_Aim_
Skip the images and copy each record exactly as written.

===== Given records =====

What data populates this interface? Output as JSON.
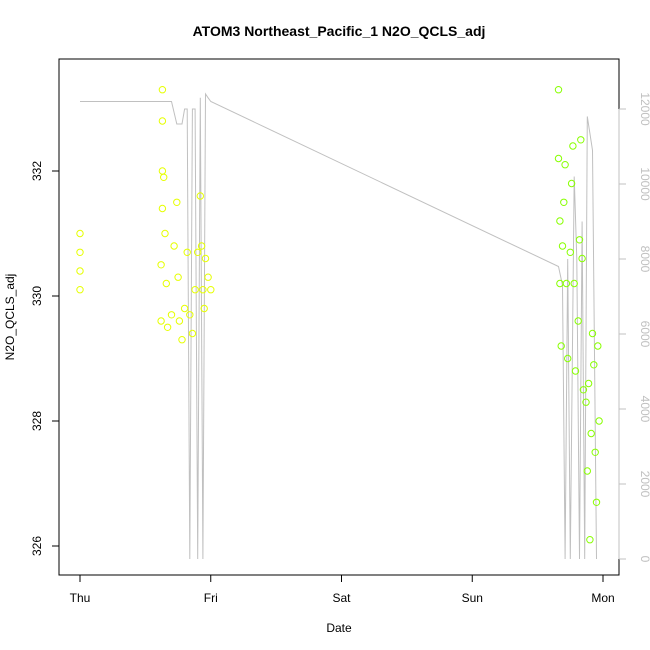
{
  "chart_data": {
    "type": "scatter",
    "title": "ATOM3 Northeast_Pacific_1 N2O_QCLS_adj",
    "xlabel": "Date",
    "ylabel": "N2O_QCLS_adj",
    "x_ticks": [
      "Thu",
      "Fri",
      "Sat",
      "Sun",
      "Mon"
    ],
    "y_ticks": [
      "326",
      "328",
      "330",
      "332"
    ],
    "y2_ticks": [
      "0",
      "2000",
      "4000",
      "6000",
      "8000",
      "10000",
      "12000"
    ],
    "xlim": [
      0,
      4.0
    ],
    "ylim": [
      325.8,
      333.7
    ],
    "y2lim": [
      0,
      12400
    ],
    "grid": false,
    "colors": {
      "altitude_line": "#c0c0c0",
      "series_early": "#e6ff00",
      "series_late": "#88ff00",
      "axis": "#000000",
      "right_axis": "#c0c0c0"
    },
    "series": [
      {
        "kind": "points",
        "points": [
          [
            0.0,
            330.1
          ],
          [
            0.0,
            330.4
          ],
          [
            0.0,
            330.7
          ],
          [
            0.0,
            331.0
          ],
          [
            0.62,
            329.6
          ],
          [
            0.62,
            330.5
          ],
          [
            0.63,
            331.4
          ],
          [
            0.63,
            332.0
          ],
          [
            0.63,
            332.8
          ],
          [
            0.63,
            333.3
          ],
          [
            0.64,
            331.9
          ],
          [
            0.65,
            331.0
          ],
          [
            0.66,
            330.2
          ],
          [
            0.67,
            329.5
          ],
          [
            0.7,
            329.7
          ],
          [
            0.72,
            330.8
          ],
          [
            0.74,
            331.5
          ],
          [
            0.75,
            330.3
          ],
          [
            0.76,
            329.6
          ],
          [
            0.78,
            329.3
          ],
          [
            0.8,
            329.8
          ],
          [
            0.82,
            330.7
          ],
          [
            0.84,
            329.7
          ],
          [
            0.86,
            329.4
          ],
          [
            0.88,
            330.1
          ],
          [
            0.9,
            330.7
          ],
          [
            0.92,
            331.6
          ],
          [
            0.93,
            330.8
          ],
          [
            0.94,
            330.1
          ],
          [
            0.95,
            329.8
          ],
          [
            0.96,
            330.6
          ],
          [
            0.98,
            330.3
          ],
          [
            1.0,
            330.1
          ]
        ],
        "color": "#e6ff00"
      },
      {
        "kind": "points",
        "points": [
          [
            3.66,
            333.3
          ],
          [
            3.66,
            332.2
          ],
          [
            3.67,
            331.2
          ],
          [
            3.67,
            330.2
          ],
          [
            3.68,
            329.2
          ],
          [
            3.69,
            330.8
          ],
          [
            3.7,
            331.5
          ],
          [
            3.71,
            332.1
          ],
          [
            3.72,
            330.2
          ],
          [
            3.73,
            329.0
          ],
          [
            3.75,
            330.7
          ],
          [
            3.76,
            331.8
          ],
          [
            3.77,
            332.4
          ],
          [
            3.78,
            330.2
          ],
          [
            3.79,
            328.8
          ],
          [
            3.81,
            329.6
          ],
          [
            3.82,
            330.9
          ],
          [
            3.83,
            332.5
          ],
          [
            3.84,
            330.6
          ],
          [
            3.85,
            328.5
          ],
          [
            3.87,
            328.3
          ],
          [
            3.88,
            327.2
          ],
          [
            3.89,
            328.6
          ],
          [
            3.9,
            326.1
          ],
          [
            3.91,
            327.8
          ],
          [
            3.92,
            329.4
          ],
          [
            3.93,
            328.9
          ],
          [
            3.94,
            327.5
          ],
          [
            3.95,
            326.7
          ],
          [
            3.96,
            329.2
          ],
          [
            3.97,
            328.0
          ]
        ],
        "color": "#88ff00"
      },
      {
        "kind": "line",
        "axis": "right",
        "points": [
          [
            0.0,
            12200
          ],
          [
            0.62,
            12200
          ],
          [
            0.7,
            12200
          ],
          [
            0.74,
            11600
          ],
          [
            0.78,
            11600
          ],
          [
            0.8,
            12000
          ],
          [
            0.82,
            12000
          ],
          [
            0.84,
            0
          ],
          [
            0.86,
            12000
          ],
          [
            0.88,
            12000
          ],
          [
            0.9,
            0
          ],
          [
            0.92,
            12300
          ],
          [
            0.94,
            0
          ],
          [
            0.96,
            12400
          ],
          [
            0.98,
            12300
          ],
          [
            1.0,
            12200
          ],
          [
            3.66,
            7800
          ],
          [
            3.69,
            7300
          ],
          [
            3.71,
            0
          ],
          [
            3.73,
            8000
          ],
          [
            3.75,
            0
          ],
          [
            3.78,
            10200
          ],
          [
            3.8,
            8000
          ],
          [
            3.82,
            0
          ],
          [
            3.84,
            9000
          ],
          [
            3.86,
            0
          ],
          [
            3.88,
            11800
          ],
          [
            3.92,
            10900
          ],
          [
            3.95,
            0
          ]
        ],
        "color": "#c0c0c0"
      }
    ]
  }
}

=====

_Solution to the problem_
What data populates this interface? Output as JSON.
{
  "chart_data": {
    "type": "scatter",
    "title": "ATOM3 Northeast_Pacific_1 N2O_QCLS_adj",
    "xlabel": "Date",
    "ylabel": "N2O_QCLS_adj",
    "x_ticks": [
      "Thu",
      "Fri",
      "Sat",
      "Sun",
      "Mon"
    ],
    "y_ticks": [
      "326",
      "328",
      "330",
      "332"
    ],
    "y2_ticks": [
      "0",
      "2000",
      "4000",
      "6000",
      "8000",
      "10000",
      "12000"
    ],
    "xlim": [
      0,
      4.0
    ],
    "ylim": [
      325.8,
      333.7
    ],
    "y2lim": [
      0,
      12400
    ],
    "grid": false,
    "colors": {
      "altitude_line": "#c0c0c0",
      "series_early": "#e6ff00",
      "series_late": "#88ff00",
      "axis": "#000000",
      "right_axis": "#c0c0c0"
    },
    "series": [
      {
        "kind": "points",
        "points": [
          [
            0.0,
            330.1
          ],
          [
            0.0,
            330.4
          ],
          [
            0.0,
            330.7
          ],
          [
            0.0,
            331.0
          ],
          [
            0.62,
            329.6
          ],
          [
            0.62,
            330.5
          ],
          [
            0.63,
            331.4
          ],
          [
            0.63,
            332.0
          ],
          [
            0.63,
            332.8
          ],
          [
            0.63,
            333.3
          ],
          [
            0.64,
            331.9
          ],
          [
            0.65,
            331.0
          ],
          [
            0.66,
            330.2
          ],
          [
            0.67,
            329.5
          ],
          [
            0.7,
            329.7
          ],
          [
            0.72,
            330.8
          ],
          [
            0.74,
            331.5
          ],
          [
            0.75,
            330.3
          ],
          [
            0.76,
            329.6
          ],
          [
            0.78,
            329.3
          ],
          [
            0.8,
            329.8
          ],
          [
            0.82,
            330.7
          ],
          [
            0.84,
            329.7
          ],
          [
            0.86,
            329.4
          ],
          [
            0.88,
            330.1
          ],
          [
            0.9,
            330.7
          ],
          [
            0.92,
            331.6
          ],
          [
            0.93,
            330.8
          ],
          [
            0.94,
            330.1
          ],
          [
            0.95,
            329.8
          ],
          [
            0.96,
            330.6
          ],
          [
            0.98,
            330.3
          ],
          [
            1.0,
            330.1
          ]
        ],
        "color": "#e6ff00"
      },
      {
        "kind": "points",
        "points": [
          [
            3.66,
            333.3
          ],
          [
            3.66,
            332.2
          ],
          [
            3.67,
            331.2
          ],
          [
            3.67,
            330.2
          ],
          [
            3.68,
            329.2
          ],
          [
            3.69,
            330.8
          ],
          [
            3.7,
            331.5
          ],
          [
            3.71,
            332.1
          ],
          [
            3.72,
            330.2
          ],
          [
            3.73,
            329.0
          ],
          [
            3.75,
            330.7
          ],
          [
            3.76,
            331.8
          ],
          [
            3.77,
            332.4
          ],
          [
            3.78,
            330.2
          ],
          [
            3.79,
            328.8
          ],
          [
            3.81,
            329.6
          ],
          [
            3.82,
            330.9
          ],
          [
            3.83,
            332.5
          ],
          [
            3.84,
            330.6
          ],
          [
            3.85,
            328.5
          ],
          [
            3.87,
            328.3
          ],
          [
            3.88,
            327.2
          ],
          [
            3.89,
            328.6
          ],
          [
            3.9,
            326.1
          ],
          [
            3.91,
            327.8
          ],
          [
            3.92,
            329.4
          ],
          [
            3.93,
            328.9
          ],
          [
            3.94,
            327.5
          ],
          [
            3.95,
            326.7
          ],
          [
            3.96,
            329.2
          ],
          [
            3.97,
            328.0
          ]
        ],
        "color": "#88ff00"
      },
      {
        "kind": "line",
        "axis": "right",
        "points": [
          [
            0.0,
            12200
          ],
          [
            0.62,
            12200
          ],
          [
            0.7,
            12200
          ],
          [
            0.74,
            11600
          ],
          [
            0.78,
            11600
          ],
          [
            0.8,
            12000
          ],
          [
            0.82,
            12000
          ],
          [
            0.84,
            0
          ],
          [
            0.86,
            12000
          ],
          [
            0.88,
            12000
          ],
          [
            0.9,
            0
          ],
          [
            0.92,
            12300
          ],
          [
            0.94,
            0
          ],
          [
            0.96,
            12400
          ],
          [
            0.98,
            12300
          ],
          [
            1.0,
            12200
          ],
          [
            3.66,
            7800
          ],
          [
            3.69,
            7300
          ],
          [
            3.71,
            0
          ],
          [
            3.73,
            8000
          ],
          [
            3.75,
            0
          ],
          [
            3.78,
            10200
          ],
          [
            3.8,
            8000
          ],
          [
            3.82,
            0
          ],
          [
            3.84,
            9000
          ],
          [
            3.86,
            0
          ],
          [
            3.88,
            11800
          ],
          [
            3.92,
            10900
          ],
          [
            3.95,
            0
          ]
        ],
        "color": "#c0c0c0"
      }
    ]
  }
}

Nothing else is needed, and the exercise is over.